Kurze Übung A:
Prüfe, ob die folgenden Aussagen mit dem Beschluss übereinstimmen, und gib zu jeder Ja oder Nein samt den entscheidenden Worten des Beschlusses im genauen Wortlaut an. (i) Der Erblasser hatte außer den Beteiligten zu 1 und 2 noch weitere Kinder. (ii) Das notariell beurkundete Testament stammt vom 4.8.1999. (iii) Die Beteiligten zu 1 und 2 meinen, sie hätten den Erblasser je zur Hälfte beerbt.
Kurze Übung B:
Schreib aus dem Beschluss den Abschnitt von „Der am 26.10.1999“ bis einschließlich „der Erblasser nicht.“ Wort für Wort ab.
____ Textauszug
Gericht: Bayerisches Oberstes Landesgericht
Beschluss verkündet am 16.07.2002
Aktenzeichen: 1Z BR 84/02
Rechtsgebiete: BGB


Vorschriften:

BGB § 1960
BGB § 2365
Dafür, daß die Nachlasspflegschaft nach Erteilung eines Erbscheins aufgehoben ist, spricht regelmäßig die Vermutung des § 2365 BGB, da der Erbe schon wegen dieser Vermutung nicht unbekannt ist.
Gründe:

I.

Der am 26.10.1999 im Alter von 69 Jahren verstorbene Erblasser war geschieden, die Beteiligten zu 1 und 2 sind Söhne des Erblassers aus der geschiedenen Ehe; weitere Kinder hatte der Erblasser nicht.

Der Erblasser hat die Beteiligte zu 3 mit handschriftlichem Testament vom 30.7.1999 und mit weiterem notariell beurkundeten Testament vom 4.8.1999 zu seiner Alleinerbin eingesetzt. Auf diese testamentarischen Verfügungen stützt die Beteiligte zu 3 ihre Annahme, Alleinerbin des Erblassers geworden zu sein. Dagegen sind die Beteiligten zu 1 und 2 der Auffassung, der Erblasser sei von ihnen aufgrund gesetzlicher Erbfolge je zur Hälfte beerbt worden, da der Erblasser bei Errichtung der Testamente vom 30.7.1999 und 4.8.1999 nicht mehr testierfähig gewesen sei. Entsprechende Erbscheinsanträge sind von den Beteiligten zu 1 und 2 sowie der Beteiligten zu 3 gestellt worden.
________
____ Aufgelistete Einträge
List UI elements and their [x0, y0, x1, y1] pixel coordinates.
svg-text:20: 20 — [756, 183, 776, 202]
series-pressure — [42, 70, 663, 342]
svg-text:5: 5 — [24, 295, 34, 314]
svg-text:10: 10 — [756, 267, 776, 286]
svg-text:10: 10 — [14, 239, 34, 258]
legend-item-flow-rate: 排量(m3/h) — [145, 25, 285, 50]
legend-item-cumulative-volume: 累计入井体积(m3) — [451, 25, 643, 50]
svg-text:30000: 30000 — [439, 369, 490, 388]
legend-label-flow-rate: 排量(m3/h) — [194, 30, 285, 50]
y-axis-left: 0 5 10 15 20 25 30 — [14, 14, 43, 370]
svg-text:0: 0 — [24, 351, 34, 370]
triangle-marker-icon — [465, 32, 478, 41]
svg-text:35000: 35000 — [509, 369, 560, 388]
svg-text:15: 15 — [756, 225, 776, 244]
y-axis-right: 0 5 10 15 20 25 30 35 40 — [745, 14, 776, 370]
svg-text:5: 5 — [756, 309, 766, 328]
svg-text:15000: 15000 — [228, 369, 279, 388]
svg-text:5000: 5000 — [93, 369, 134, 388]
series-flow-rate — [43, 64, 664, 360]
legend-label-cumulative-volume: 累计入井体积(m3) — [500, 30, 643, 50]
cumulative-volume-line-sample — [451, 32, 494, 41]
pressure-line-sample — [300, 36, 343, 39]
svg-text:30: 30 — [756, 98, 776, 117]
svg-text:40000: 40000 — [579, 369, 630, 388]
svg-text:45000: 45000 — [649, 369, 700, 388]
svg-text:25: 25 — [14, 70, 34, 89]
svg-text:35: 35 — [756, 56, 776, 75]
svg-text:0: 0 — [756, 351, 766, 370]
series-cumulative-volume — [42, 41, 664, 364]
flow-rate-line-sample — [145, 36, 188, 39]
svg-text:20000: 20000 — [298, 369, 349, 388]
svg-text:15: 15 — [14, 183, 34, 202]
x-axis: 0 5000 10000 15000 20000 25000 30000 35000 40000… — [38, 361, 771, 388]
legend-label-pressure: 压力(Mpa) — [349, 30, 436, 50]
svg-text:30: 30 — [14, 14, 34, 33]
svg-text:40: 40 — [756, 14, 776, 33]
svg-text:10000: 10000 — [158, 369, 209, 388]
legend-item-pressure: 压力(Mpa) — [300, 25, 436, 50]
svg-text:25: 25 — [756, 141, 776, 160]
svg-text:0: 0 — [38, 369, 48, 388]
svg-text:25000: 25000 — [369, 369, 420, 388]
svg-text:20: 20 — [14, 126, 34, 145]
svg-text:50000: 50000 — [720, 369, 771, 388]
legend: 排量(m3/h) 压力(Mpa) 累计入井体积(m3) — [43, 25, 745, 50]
________
Fertige Antwort A:
(i) Nein: „weitere Kinder hatte der Erblasser nicht“
(ii) Ja: „mit weiterem notariell beurkundeten Testament vom 4.8.1999“
(iii) Ja: „der Erblasser sei von ihnen aufgrund gesetzlicher Erbfolge je zur Hälfte beerbt worden“

Fertige Antwort B:
Der am 26.10.1999 im Alter von 69 Jahren verstorbene Erblasser war geschieden, die Beteiligten zu 1 und 2 sind Söhne des Erblassers aus der geschiedenen Ehe; weitere Kinder hatte der Erblasser nicht.